EXCERPTED RECORDS:
★ ★ ★ ★ ★ ★ ★
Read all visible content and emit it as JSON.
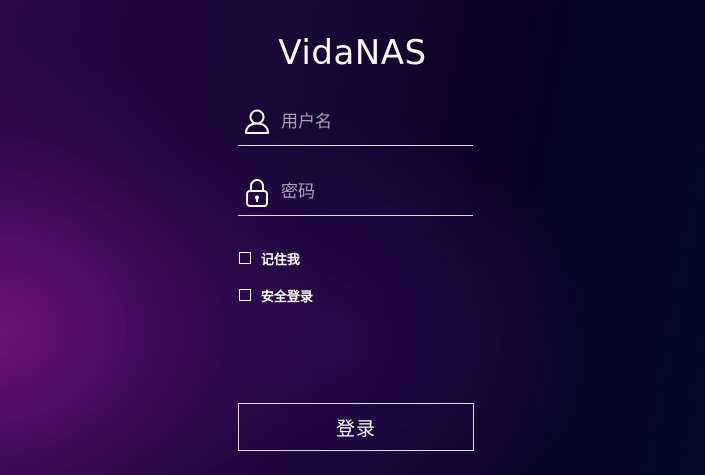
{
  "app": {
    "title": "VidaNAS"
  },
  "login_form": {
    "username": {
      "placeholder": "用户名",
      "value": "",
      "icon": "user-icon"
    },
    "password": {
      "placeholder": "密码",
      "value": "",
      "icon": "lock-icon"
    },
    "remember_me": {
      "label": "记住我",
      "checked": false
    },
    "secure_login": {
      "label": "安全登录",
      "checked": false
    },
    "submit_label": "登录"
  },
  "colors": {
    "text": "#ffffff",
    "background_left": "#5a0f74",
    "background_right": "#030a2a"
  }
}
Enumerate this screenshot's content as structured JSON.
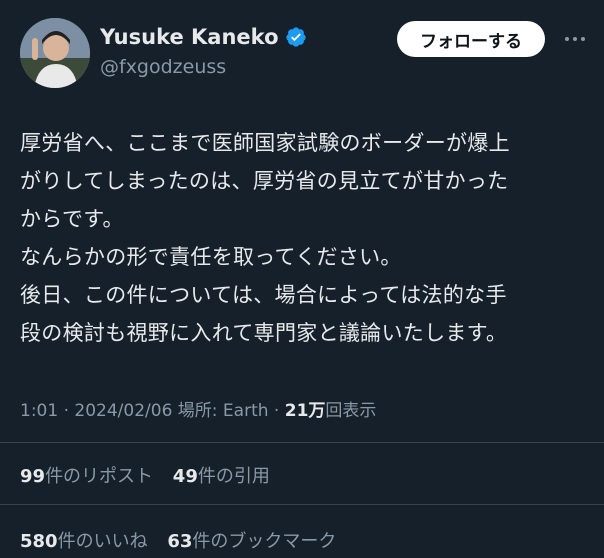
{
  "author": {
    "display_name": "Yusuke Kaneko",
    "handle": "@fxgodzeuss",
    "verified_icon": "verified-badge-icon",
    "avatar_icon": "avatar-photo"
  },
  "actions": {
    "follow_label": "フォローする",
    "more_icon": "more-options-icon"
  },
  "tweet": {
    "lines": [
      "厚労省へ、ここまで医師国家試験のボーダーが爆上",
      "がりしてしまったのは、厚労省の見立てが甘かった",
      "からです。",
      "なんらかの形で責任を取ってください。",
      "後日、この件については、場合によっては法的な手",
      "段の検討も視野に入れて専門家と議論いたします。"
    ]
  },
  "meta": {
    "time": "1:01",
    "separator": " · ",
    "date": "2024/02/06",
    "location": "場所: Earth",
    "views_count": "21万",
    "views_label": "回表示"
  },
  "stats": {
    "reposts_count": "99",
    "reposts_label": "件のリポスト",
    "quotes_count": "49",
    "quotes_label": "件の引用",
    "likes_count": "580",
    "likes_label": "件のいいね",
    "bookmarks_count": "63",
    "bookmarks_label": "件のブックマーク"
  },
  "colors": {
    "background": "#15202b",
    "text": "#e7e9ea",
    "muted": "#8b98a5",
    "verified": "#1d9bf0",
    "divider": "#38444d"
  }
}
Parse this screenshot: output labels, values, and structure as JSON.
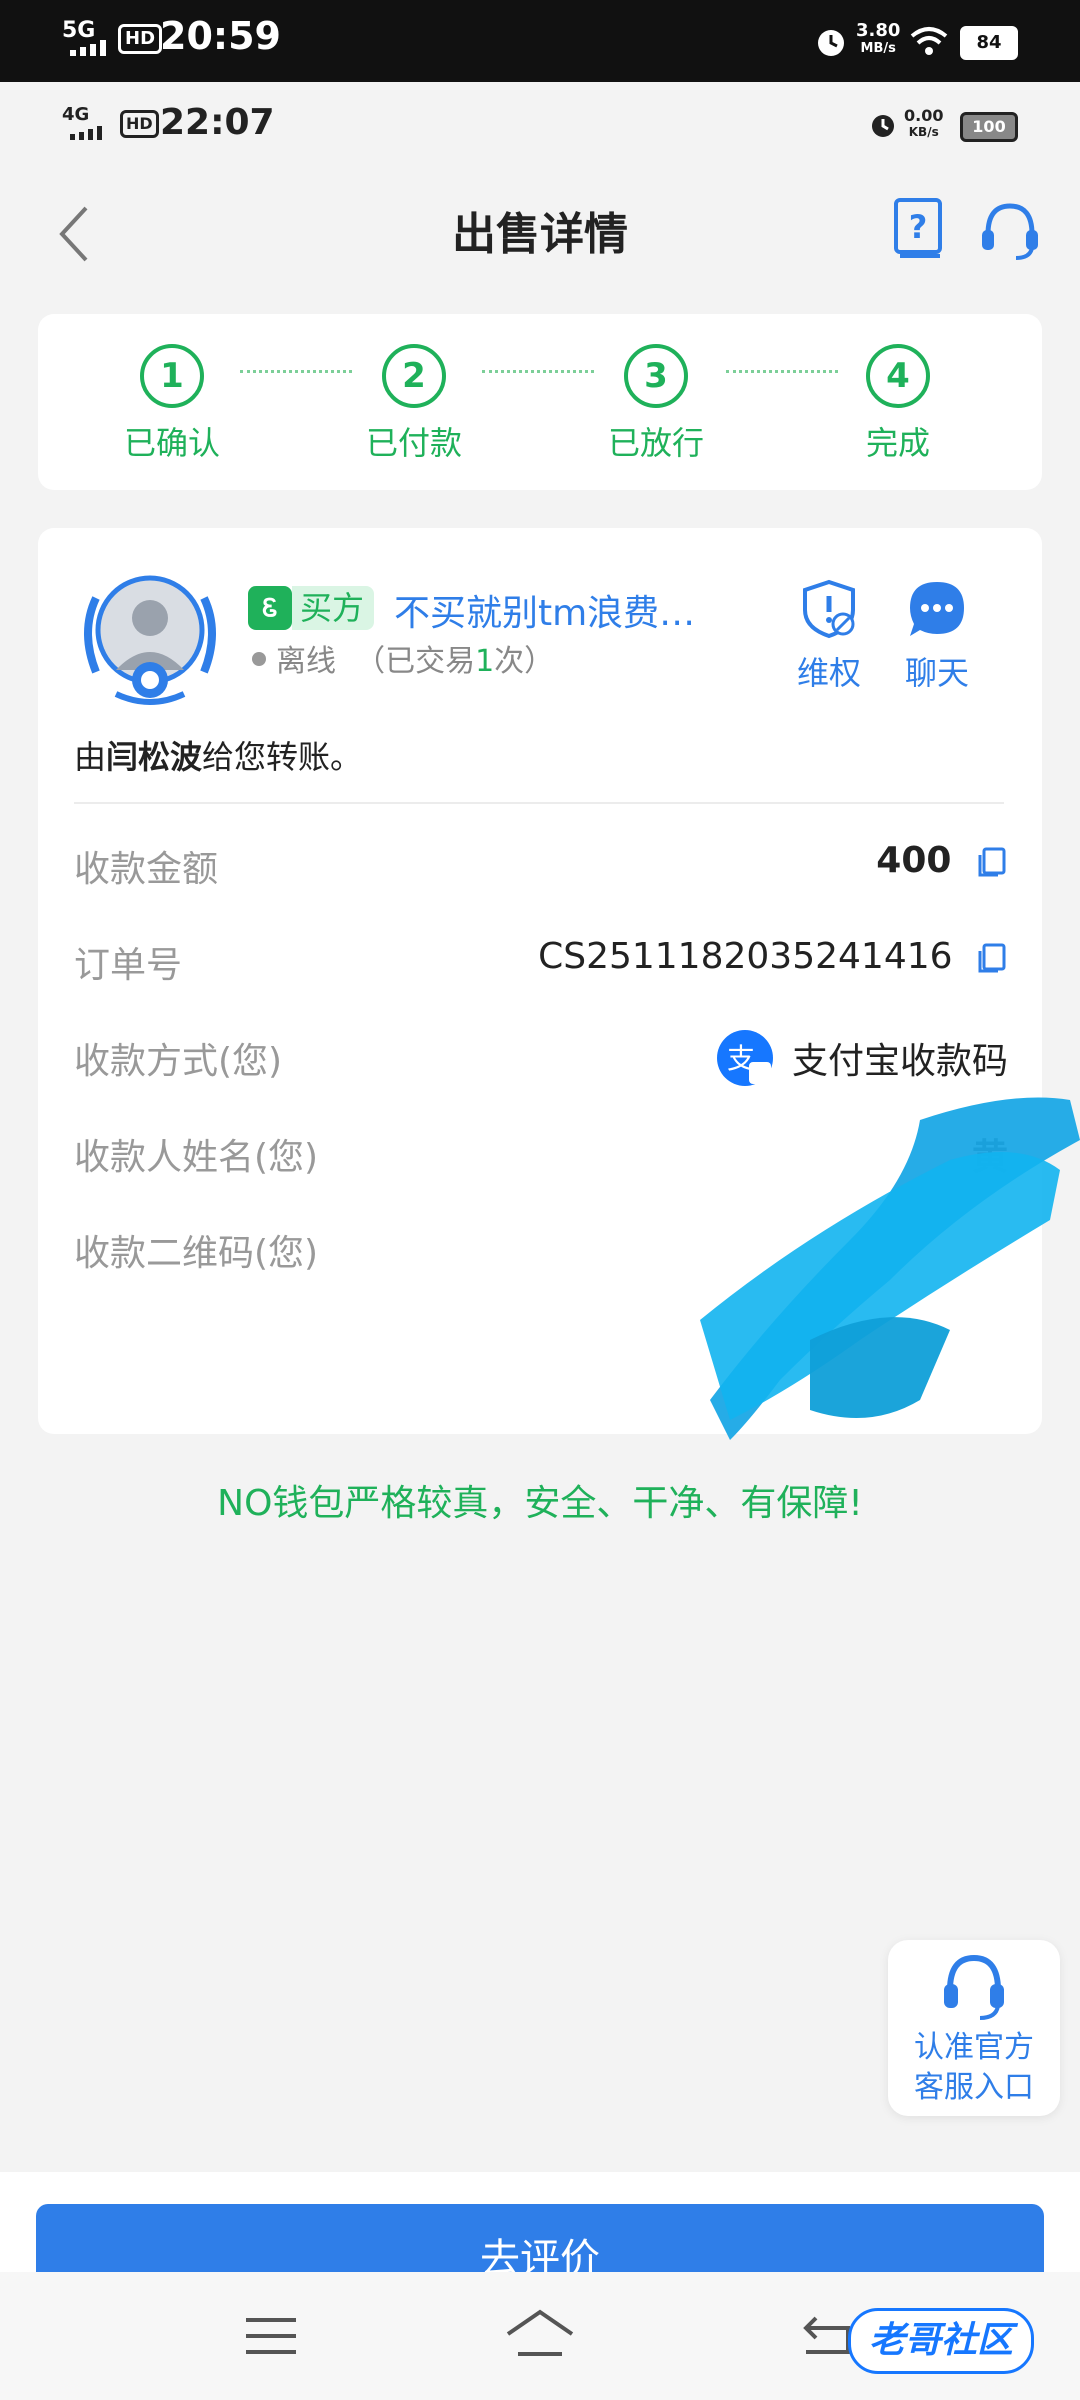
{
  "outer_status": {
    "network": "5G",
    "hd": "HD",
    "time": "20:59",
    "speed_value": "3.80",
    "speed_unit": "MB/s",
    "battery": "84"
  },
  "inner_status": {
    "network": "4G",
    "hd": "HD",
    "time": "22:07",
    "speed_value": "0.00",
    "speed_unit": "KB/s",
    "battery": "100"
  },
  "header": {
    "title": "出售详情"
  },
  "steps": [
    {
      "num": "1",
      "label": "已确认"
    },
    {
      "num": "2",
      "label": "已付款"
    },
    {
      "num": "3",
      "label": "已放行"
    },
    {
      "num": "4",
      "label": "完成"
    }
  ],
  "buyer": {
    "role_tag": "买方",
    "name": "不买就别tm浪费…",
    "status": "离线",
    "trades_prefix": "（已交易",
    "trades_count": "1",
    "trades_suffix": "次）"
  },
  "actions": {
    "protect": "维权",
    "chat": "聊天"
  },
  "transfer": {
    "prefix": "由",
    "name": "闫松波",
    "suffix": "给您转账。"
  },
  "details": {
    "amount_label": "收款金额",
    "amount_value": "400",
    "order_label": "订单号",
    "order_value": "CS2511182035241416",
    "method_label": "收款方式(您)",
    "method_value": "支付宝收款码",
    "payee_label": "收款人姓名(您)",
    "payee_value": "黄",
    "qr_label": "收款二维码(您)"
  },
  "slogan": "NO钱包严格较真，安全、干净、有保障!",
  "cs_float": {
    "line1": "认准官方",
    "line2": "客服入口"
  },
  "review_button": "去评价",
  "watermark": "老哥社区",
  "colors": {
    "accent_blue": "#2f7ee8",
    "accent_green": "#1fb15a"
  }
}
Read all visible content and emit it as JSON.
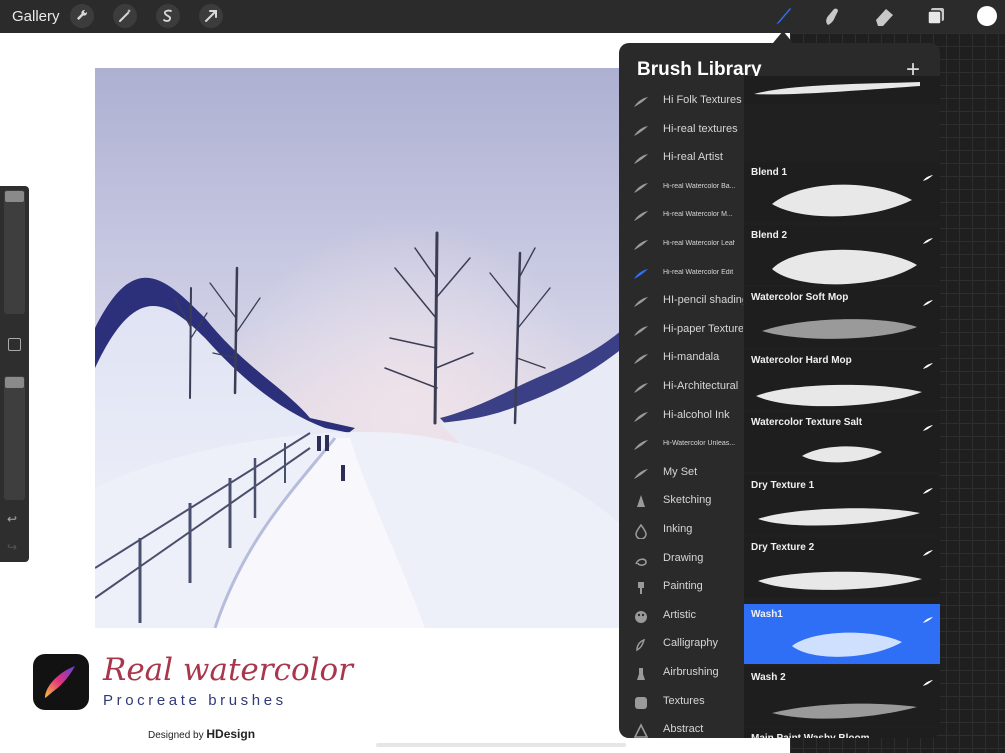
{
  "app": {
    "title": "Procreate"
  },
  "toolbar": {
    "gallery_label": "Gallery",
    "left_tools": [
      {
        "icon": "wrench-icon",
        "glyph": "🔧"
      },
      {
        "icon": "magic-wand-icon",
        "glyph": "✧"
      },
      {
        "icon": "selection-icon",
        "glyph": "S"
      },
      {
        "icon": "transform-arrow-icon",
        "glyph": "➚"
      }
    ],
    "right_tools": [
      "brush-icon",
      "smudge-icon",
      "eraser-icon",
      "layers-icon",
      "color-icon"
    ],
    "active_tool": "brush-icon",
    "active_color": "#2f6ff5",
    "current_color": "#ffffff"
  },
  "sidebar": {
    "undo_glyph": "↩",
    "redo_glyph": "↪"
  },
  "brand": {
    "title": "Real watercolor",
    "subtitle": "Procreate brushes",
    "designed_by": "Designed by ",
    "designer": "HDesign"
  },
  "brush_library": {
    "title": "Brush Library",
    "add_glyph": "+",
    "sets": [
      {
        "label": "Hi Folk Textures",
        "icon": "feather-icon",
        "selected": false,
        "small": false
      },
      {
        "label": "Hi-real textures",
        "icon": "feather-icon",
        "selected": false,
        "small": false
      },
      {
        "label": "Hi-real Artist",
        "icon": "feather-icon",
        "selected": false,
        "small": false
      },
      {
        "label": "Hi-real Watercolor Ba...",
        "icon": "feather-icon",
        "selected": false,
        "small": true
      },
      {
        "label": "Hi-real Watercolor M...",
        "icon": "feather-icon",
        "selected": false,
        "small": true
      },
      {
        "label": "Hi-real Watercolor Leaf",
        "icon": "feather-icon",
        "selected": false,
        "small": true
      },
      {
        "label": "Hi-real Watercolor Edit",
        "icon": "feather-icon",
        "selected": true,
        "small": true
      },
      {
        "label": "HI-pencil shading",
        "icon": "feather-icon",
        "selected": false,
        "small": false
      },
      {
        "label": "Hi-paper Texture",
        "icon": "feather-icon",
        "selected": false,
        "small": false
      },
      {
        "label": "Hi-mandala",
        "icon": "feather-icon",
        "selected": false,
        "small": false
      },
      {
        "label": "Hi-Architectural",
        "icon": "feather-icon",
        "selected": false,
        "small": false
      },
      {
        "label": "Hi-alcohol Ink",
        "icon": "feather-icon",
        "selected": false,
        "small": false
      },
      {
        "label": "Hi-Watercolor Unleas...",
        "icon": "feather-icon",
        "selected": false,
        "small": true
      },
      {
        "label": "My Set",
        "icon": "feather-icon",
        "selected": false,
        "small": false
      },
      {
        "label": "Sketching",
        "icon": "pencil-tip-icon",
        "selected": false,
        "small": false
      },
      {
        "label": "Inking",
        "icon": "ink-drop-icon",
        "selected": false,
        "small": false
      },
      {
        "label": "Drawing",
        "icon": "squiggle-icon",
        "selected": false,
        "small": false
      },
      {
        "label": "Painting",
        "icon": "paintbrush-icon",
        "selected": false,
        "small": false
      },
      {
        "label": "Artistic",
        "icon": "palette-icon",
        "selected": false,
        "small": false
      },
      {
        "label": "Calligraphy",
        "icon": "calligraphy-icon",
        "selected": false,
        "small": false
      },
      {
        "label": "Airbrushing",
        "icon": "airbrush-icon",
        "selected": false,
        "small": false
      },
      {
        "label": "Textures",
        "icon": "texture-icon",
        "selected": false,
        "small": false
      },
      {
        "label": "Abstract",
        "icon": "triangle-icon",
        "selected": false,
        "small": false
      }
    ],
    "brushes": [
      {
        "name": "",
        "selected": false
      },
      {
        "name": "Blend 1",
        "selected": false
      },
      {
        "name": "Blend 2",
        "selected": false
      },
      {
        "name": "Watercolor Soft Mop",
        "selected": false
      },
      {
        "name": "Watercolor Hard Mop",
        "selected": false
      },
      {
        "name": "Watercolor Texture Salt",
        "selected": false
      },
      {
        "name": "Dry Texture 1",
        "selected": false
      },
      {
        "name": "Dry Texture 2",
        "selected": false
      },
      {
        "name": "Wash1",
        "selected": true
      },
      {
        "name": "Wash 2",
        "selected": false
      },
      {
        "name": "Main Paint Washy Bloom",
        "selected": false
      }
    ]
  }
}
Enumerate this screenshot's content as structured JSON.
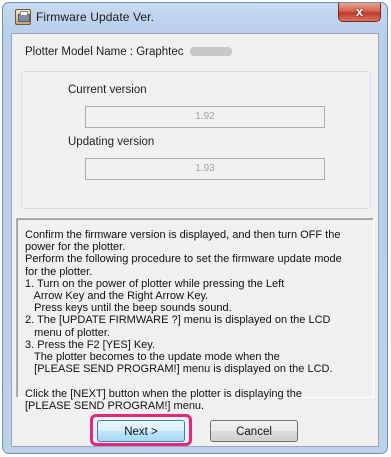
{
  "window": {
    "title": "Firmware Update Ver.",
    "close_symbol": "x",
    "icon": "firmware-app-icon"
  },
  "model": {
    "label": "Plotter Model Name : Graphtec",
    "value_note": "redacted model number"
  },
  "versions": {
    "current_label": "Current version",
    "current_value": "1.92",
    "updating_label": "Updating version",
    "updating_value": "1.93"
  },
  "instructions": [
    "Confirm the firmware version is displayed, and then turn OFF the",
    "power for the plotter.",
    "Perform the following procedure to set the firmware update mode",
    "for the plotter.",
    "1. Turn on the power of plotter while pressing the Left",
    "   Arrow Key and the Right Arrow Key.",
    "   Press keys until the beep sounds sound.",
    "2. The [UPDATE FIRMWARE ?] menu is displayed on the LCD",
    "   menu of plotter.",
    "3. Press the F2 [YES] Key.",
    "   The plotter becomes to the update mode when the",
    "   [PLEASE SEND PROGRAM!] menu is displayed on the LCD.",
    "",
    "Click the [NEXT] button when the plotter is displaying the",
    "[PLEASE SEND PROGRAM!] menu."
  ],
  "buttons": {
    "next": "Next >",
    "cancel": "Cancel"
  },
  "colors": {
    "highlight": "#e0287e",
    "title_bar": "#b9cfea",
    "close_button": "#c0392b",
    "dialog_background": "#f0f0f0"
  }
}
★ ★ ★ ★ ★ ★ ★
Search the material above for "Procreate". Pull out each line where it shows up.

THE REPLY:
    "title": "Procreate"
    "subtitle": "Procreate brushes",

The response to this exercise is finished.